__Given instruction__
Look for the string "control" in every line, and copy each line that has it.
# Given data start
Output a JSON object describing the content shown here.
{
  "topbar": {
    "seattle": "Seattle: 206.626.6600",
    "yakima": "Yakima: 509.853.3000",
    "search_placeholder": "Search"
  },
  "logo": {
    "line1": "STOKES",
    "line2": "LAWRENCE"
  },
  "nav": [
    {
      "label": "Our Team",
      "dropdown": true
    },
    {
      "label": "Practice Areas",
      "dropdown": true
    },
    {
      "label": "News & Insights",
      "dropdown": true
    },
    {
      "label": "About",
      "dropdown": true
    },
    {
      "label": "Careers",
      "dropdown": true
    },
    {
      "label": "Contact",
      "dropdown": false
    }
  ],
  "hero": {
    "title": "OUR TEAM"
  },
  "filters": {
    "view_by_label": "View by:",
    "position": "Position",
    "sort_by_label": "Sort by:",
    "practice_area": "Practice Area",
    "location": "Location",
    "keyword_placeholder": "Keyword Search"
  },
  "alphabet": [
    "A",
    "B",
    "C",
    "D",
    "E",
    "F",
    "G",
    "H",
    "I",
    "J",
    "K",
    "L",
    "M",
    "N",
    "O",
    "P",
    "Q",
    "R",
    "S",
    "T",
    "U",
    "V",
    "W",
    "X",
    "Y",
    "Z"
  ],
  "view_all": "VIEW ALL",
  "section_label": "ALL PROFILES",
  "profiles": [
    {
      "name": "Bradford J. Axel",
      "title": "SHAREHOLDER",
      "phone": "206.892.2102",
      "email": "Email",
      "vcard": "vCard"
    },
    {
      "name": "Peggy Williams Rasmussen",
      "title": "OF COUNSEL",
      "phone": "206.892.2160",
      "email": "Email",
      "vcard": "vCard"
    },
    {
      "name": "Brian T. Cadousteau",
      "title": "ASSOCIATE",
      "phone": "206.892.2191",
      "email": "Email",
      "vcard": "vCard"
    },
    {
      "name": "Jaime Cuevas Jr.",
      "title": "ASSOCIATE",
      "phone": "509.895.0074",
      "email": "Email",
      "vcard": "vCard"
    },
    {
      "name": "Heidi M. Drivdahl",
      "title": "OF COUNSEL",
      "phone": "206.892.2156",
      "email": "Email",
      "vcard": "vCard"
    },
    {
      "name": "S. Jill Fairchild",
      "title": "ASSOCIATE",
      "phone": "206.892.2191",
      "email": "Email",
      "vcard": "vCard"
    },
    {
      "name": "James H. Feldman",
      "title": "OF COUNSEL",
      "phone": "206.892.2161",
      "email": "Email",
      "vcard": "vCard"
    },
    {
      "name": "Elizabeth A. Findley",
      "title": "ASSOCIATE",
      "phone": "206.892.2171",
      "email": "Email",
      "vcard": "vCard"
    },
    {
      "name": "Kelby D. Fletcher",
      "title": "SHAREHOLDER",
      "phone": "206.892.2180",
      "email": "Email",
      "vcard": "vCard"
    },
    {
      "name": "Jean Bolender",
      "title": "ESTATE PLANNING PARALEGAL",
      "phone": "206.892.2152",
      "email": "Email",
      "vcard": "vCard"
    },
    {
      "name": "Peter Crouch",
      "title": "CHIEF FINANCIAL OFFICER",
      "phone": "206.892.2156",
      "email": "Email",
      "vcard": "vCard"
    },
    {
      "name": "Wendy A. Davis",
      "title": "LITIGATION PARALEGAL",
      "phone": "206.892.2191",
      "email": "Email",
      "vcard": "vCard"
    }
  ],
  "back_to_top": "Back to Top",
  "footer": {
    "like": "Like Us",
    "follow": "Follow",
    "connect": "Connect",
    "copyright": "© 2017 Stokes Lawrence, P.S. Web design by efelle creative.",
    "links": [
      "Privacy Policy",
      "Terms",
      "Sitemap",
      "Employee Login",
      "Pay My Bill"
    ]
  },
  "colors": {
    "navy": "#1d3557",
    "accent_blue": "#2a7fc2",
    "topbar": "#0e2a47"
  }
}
# Given data end
# Given data start
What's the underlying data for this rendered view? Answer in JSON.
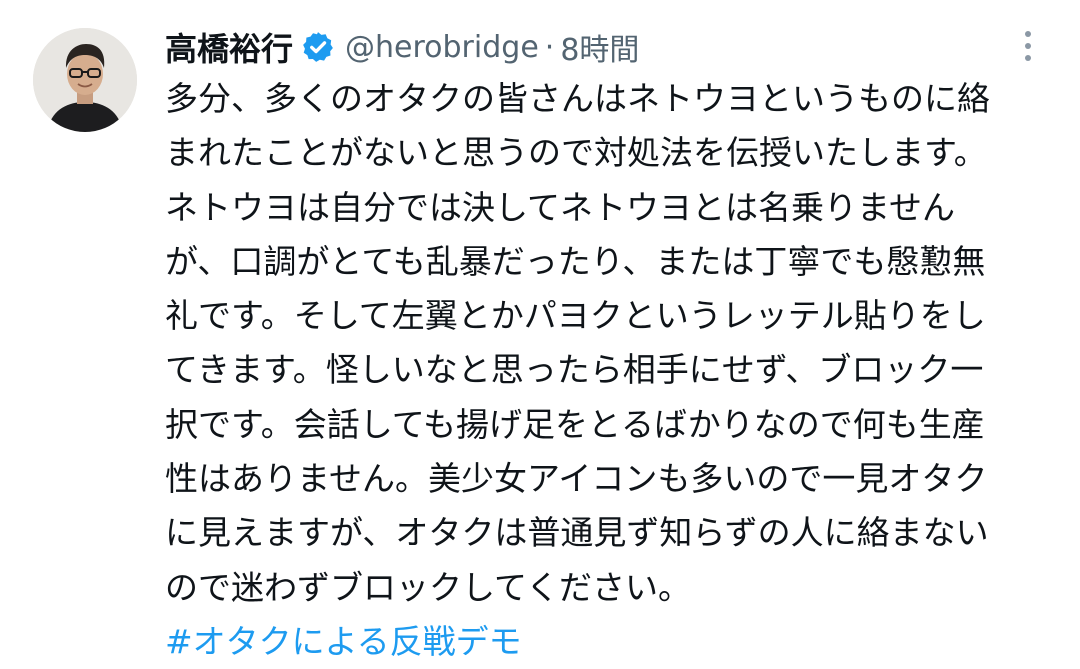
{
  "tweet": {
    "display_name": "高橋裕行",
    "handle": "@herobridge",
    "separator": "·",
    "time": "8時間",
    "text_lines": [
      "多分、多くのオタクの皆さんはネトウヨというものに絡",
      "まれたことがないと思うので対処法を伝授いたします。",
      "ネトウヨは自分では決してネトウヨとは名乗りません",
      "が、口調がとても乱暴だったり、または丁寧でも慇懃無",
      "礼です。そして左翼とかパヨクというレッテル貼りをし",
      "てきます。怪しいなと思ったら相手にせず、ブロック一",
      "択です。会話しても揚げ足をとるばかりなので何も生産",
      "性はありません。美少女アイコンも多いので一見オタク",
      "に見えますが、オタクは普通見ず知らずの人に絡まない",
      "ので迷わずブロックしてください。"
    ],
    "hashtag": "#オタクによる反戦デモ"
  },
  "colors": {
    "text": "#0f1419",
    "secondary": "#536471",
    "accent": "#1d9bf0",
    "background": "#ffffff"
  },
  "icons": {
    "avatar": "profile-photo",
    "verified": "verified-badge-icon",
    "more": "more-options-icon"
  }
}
# Given data end
# Given data start
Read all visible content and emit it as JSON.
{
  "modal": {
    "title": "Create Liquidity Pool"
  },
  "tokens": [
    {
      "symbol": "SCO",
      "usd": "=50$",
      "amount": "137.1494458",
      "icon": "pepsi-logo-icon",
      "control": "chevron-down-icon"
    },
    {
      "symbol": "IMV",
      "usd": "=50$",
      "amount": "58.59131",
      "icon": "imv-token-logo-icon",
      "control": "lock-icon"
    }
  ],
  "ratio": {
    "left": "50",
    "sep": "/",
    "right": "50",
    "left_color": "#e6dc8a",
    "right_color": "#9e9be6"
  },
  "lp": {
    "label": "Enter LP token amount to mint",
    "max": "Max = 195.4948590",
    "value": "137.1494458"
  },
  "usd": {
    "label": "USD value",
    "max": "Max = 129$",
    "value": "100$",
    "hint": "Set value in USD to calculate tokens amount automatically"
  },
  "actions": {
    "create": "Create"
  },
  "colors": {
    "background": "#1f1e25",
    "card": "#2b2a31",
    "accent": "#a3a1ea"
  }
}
# Given data end
__Output for this task__
      "control": "chevron-down-icon"
      "control": "lock-icon"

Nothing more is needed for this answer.